[Exercise] Give the listing again in full, exactly as written.
== == ==
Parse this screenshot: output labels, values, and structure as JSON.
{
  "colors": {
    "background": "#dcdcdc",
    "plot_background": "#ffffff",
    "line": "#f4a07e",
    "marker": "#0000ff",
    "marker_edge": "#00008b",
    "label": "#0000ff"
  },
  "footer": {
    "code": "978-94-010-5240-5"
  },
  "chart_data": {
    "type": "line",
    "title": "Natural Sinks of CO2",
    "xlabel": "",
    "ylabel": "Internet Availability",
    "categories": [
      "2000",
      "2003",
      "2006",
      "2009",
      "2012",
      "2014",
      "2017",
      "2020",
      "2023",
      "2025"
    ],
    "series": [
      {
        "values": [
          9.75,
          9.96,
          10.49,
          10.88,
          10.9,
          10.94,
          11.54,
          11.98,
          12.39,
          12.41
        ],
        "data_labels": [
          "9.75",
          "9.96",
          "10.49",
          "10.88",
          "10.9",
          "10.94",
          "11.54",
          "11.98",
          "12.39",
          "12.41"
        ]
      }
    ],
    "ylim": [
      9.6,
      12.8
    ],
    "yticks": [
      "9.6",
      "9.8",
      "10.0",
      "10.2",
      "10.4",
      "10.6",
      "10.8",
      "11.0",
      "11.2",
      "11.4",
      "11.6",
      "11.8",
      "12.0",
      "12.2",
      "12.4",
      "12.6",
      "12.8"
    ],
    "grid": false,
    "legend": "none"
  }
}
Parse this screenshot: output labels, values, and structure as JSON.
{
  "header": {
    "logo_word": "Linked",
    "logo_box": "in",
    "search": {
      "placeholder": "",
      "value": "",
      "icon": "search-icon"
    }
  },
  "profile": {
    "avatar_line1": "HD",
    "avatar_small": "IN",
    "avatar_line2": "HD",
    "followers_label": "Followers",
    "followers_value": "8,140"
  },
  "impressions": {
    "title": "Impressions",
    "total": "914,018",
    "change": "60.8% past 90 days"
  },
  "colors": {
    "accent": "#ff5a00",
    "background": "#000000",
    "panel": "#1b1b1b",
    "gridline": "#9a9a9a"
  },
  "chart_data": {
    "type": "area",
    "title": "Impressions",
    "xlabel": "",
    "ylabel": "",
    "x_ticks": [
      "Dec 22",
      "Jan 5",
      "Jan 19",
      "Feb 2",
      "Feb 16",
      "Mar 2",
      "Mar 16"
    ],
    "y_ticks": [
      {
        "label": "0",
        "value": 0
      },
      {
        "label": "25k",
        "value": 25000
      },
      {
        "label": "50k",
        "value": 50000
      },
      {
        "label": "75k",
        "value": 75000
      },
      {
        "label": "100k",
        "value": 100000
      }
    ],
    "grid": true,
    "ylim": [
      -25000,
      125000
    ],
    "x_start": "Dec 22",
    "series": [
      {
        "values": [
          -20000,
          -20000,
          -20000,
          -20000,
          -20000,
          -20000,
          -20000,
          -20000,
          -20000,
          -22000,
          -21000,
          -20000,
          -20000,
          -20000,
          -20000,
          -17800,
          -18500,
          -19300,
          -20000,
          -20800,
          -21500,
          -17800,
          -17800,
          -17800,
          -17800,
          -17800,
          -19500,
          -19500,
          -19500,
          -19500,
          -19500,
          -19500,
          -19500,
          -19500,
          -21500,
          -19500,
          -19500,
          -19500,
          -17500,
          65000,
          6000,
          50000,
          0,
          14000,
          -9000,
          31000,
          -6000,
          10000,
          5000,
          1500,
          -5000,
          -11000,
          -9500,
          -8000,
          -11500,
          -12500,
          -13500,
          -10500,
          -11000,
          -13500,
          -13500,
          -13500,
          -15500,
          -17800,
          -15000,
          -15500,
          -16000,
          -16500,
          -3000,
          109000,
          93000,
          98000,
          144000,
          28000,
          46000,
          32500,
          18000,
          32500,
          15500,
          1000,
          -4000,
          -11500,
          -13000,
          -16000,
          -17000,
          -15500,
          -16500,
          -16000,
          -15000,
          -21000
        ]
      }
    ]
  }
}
== == ==
[Written response]
Parse this screenshot: output labels, values, and structure as JSON.
{
  "colors": {
    "background": "#dcdcdc",
    "plot_background": "#ffffff",
    "line": "#f4a07e",
    "marker": "#0000ff",
    "marker_edge": "#00008b",
    "label": "#0000ff"
  },
  "footer": {
    "code": "978-94-010-5240-5"
  },
  "chart_data": {
    "type": "line",
    "title": "Natural Sinks of CO2",
    "xlabel": "",
    "ylabel": "Internet Availability",
    "categories": [
      "2000",
      "2003",
      "2006",
      "2009",
      "2012",
      "2014",
      "2017",
      "2020",
      "2023",
      "2025"
    ],
    "series": [
      {
        "values": [
          9.75,
          9.96,
          10.49,
          10.88,
          10.9,
          10.94,
          11.54,
          11.98,
          12.39,
          12.41
        ],
        "data_labels": [
          "9.75",
          "9.96",
          "10.49",
          "10.88",
          "10.9",
          "10.94",
          "11.54",
          "11.98",
          "12.39",
          "12.41"
        ]
      }
    ],
    "ylim": [
      9.6,
      12.8
    ],
    "yticks": [
      "9.6",
      "9.8",
      "10.0",
      "10.2",
      "10.4",
      "10.6",
      "10.8",
      "11.0",
      "11.2",
      "11.4",
      "11.6",
      "11.8",
      "12.0",
      "12.2",
      "12.4",
      "12.6",
      "12.8"
    ],
    "grid": false,
    "legend": "none"
  }
}
Parse this screenshot: output labels, values, and structure as JSON.
{
  "header": {
    "logo_word": "Linked",
    "logo_box": "in",
    "search": {
      "placeholder": "",
      "value": "",
      "icon": "search-icon"
    }
  },
  "profile": {
    "avatar_line1": "HD",
    "avatar_small": "IN",
    "avatar_line2": "HD",
    "followers_label": "Followers",
    "followers_value": "8,140"
  },
  "impressions": {
    "title": "Impressions",
    "total": "914,018",
    "change": "60.8% past 90 days"
  },
  "colors": {
    "accent": "#ff5a00",
    "background": "#000000",
    "panel": "#1b1b1b",
    "gridline": "#9a9a9a"
  },
  "chart_data": {
    "type": "area",
    "title": "Impressions",
    "xlabel": "",
    "ylabel": "",
    "x_ticks": [
      "Dec 22",
      "Jan 5",
      "Jan 19",
      "Feb 2",
      "Feb 16",
      "Mar 2",
      "Mar 16"
    ],
    "y_ticks": [
      {
        "label": "0",
        "value": 0
      },
      {
        "label": "25k",
        "value": 25000
      },
      {
        "label": "50k",
        "value": 50000
      },
      {
        "label": "75k",
        "value": 75000
      },
      {
        "label": "100k",
        "value": 100000
      }
    ],
    "grid": true,
    "ylim": [
      -25000,
      125000
    ],
    "x_start": "Dec 22",
    "series": [
      {
        "values": [
          -20000,
          -20000,
          -20000,
          -20000,
          -20000,
          -20000,
          -20000,
          -20000,
          -20000,
          -22000,
          -21000,
          -20000,
          -20000,
          -20000,
          -20000,
          -17800,
          -18500,
          -19300,
          -20000,
          -20800,
          -21500,
          -17800,
          -17800,
          -17800,
          -17800,
          -17800,
          -19500,
          -19500,
          -19500,
          -19500,
          -19500,
          -19500,
          -19500,
          -19500,
          -21500,
          -19500,
          -19500,
          -19500,
          -17500,
          65000,
          6000,
          50000,
          0,
          14000,
          -9000,
          31000,
          -6000,
          10000,
          5000,
          1500,
          -5000,
          -11000,
          -9500,
          -8000,
          -11500,
          -12500,
          -13500,
          -10500,
          -11000,
          -13500,
          -13500,
          -13500,
          -15500,
          -17800,
          -15000,
          -15500,
          -16000,
          -16500,
          -3000,
          109000,
          93000,
          98000,
          144000,
          28000,
          46000,
          32500,
          18000,
          32500,
          15500,
          1000,
          -4000,
          -11500,
          -13000,
          -16000,
          -17000,
          -15500,
          -16500,
          -16000,
          -15000,
          -21000
        ]
      }
    ]
  }
}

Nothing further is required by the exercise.